** Document segment **
________

Why do I think he is a huge douche? Here are my observations….
He spent 6 million pounds in one month (that is about 10.5 – 12 million US dollars). Why?
He bought a TOWN in Bulgaria (really? really?), and renamed it…. yup you guessed it – Alexander.
He has an oyster Rolex – http://www.rolex.com/en/collection/oyster-perpetual/index.jsp had the entire thing encrusted in diamonds (the entire band) and had No 1 put on the face in saphires.
He bought a new villa when his pad in Manchester wasn’t enough. He wants to tear up the Italian tile in the foyer and … yeah, you guessed it… spell out “No 1” as the “main feature” of the house. He thinks it will define the house. Yeah, define it as the house of the Biggest Douche on Planet Earth.
He has the most fucked up face I have ever seen. He injects himself with some mystery Hollywood shit that costs $2,000 a shot for “eternal youth”. Well dude, with the bad tanning bed tan and the roid muscles, I guess the bad Botox shit in your face was just a foregone conclusion but really?
He is determined to show Bulgarians style in dress so he shows up to a casino with a wide ass collar and a shirt unbuttoned down to his balls to show off his waxed chest. This isn’t style. This is just douchy and you are their King.
Personally, I don’t care how much money he has. I wouldn’t touch him with a 10 ft pole. I wouldn’t marry him for any amount of money. Now if you had my family held hostage – OK. Then I would make sure he vanished as soon as possible and take all his dough for my traumatized trouble. Honestly, if any woman would do him for the dough – shame on you because there are just some things that go beyond the beyond and doing The King of All Douches is one of them.
Hell, I was beading, saw this – it was a train wreck – couldn’t turn away and thought I would share. Now we can all feel better about ourselves knowing that while we may be subsisting on Government Cheese at least we have our self-respect and aren’t a King Douche like this guy.

________

** Listing **
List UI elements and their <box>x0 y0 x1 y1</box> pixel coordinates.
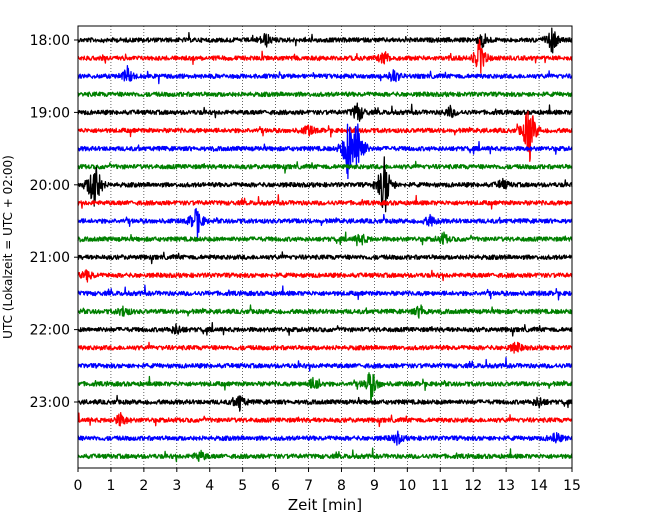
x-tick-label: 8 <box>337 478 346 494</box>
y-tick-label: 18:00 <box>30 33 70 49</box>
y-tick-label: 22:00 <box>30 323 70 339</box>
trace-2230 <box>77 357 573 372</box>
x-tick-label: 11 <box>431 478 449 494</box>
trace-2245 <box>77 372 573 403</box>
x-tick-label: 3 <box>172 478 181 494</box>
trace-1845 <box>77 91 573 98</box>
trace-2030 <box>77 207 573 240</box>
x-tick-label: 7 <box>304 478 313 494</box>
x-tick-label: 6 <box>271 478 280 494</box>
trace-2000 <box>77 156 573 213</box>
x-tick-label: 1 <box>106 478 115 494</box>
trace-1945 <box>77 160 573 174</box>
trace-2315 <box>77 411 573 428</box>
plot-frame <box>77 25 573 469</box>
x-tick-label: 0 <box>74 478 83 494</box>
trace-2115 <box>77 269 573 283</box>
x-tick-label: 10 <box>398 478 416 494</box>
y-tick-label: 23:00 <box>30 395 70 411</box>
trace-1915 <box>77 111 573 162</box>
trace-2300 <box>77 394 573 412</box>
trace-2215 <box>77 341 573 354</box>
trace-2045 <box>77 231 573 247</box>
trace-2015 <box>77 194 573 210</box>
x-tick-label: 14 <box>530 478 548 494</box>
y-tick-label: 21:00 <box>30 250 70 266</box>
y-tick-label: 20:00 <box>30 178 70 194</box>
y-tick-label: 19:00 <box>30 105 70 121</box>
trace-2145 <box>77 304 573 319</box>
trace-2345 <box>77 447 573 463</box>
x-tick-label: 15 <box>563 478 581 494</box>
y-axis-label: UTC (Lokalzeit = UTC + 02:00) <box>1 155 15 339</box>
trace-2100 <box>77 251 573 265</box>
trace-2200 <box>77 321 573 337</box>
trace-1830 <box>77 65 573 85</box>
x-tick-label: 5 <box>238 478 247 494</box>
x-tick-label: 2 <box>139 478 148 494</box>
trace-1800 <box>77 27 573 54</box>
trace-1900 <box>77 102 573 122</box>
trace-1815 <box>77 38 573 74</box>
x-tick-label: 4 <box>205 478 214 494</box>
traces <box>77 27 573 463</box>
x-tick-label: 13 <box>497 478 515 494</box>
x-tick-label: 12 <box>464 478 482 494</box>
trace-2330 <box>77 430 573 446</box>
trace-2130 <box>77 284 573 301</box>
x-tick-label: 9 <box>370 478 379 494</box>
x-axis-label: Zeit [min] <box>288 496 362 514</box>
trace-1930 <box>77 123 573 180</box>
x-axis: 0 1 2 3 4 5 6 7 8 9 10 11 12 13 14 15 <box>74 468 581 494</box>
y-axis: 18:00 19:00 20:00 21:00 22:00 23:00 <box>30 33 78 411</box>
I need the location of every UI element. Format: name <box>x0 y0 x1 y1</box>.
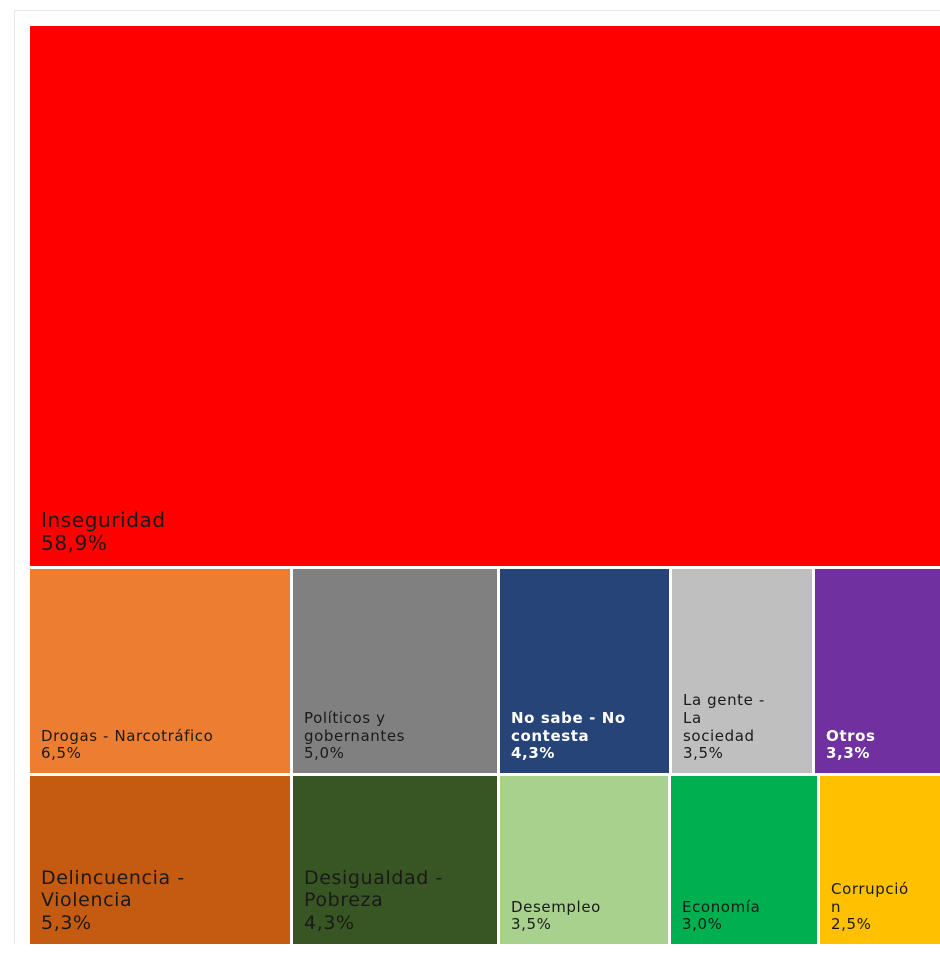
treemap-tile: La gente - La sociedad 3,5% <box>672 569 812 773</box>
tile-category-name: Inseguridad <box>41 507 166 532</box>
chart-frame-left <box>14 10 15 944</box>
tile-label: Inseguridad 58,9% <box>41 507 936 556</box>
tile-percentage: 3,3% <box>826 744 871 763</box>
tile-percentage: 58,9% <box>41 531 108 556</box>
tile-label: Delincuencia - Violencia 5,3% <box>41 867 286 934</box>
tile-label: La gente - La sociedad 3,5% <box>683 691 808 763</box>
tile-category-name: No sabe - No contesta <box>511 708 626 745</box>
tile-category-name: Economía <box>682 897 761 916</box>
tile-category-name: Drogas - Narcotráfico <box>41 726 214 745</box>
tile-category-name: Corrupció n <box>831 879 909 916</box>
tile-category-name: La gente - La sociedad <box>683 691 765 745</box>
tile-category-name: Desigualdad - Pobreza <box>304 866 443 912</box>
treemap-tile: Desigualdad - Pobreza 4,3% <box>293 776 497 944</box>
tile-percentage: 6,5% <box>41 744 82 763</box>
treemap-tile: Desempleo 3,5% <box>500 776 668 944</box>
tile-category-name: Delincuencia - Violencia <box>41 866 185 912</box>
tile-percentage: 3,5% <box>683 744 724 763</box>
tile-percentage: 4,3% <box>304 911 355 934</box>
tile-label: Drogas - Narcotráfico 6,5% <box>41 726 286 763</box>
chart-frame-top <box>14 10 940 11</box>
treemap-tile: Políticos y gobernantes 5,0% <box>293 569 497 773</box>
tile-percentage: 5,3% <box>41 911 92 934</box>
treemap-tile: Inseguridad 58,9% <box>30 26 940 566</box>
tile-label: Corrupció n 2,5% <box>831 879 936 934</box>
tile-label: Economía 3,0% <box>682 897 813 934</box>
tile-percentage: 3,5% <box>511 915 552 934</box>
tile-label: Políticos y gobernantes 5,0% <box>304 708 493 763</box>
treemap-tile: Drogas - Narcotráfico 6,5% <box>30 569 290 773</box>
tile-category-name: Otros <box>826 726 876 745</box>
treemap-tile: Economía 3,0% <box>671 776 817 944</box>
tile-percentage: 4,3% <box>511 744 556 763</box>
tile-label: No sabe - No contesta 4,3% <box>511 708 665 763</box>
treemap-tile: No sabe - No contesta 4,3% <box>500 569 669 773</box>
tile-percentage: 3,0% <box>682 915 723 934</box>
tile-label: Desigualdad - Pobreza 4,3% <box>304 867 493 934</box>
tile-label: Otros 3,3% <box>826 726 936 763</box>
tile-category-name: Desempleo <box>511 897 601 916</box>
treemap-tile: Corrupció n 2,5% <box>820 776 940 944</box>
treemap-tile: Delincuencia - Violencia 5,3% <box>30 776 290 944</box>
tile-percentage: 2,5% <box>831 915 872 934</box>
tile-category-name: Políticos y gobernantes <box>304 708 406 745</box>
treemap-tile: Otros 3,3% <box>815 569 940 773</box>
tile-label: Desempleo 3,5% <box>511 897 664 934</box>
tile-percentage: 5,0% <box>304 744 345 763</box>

________

** What you should do **
Please translate this sentence from the blog post into Spanish: "He bought a new villa when his pad in Manchester wasn't enough."

** Answer for this exercise **
Compró una villa nueva cuando su casa de Manchester ya no le era suficiente.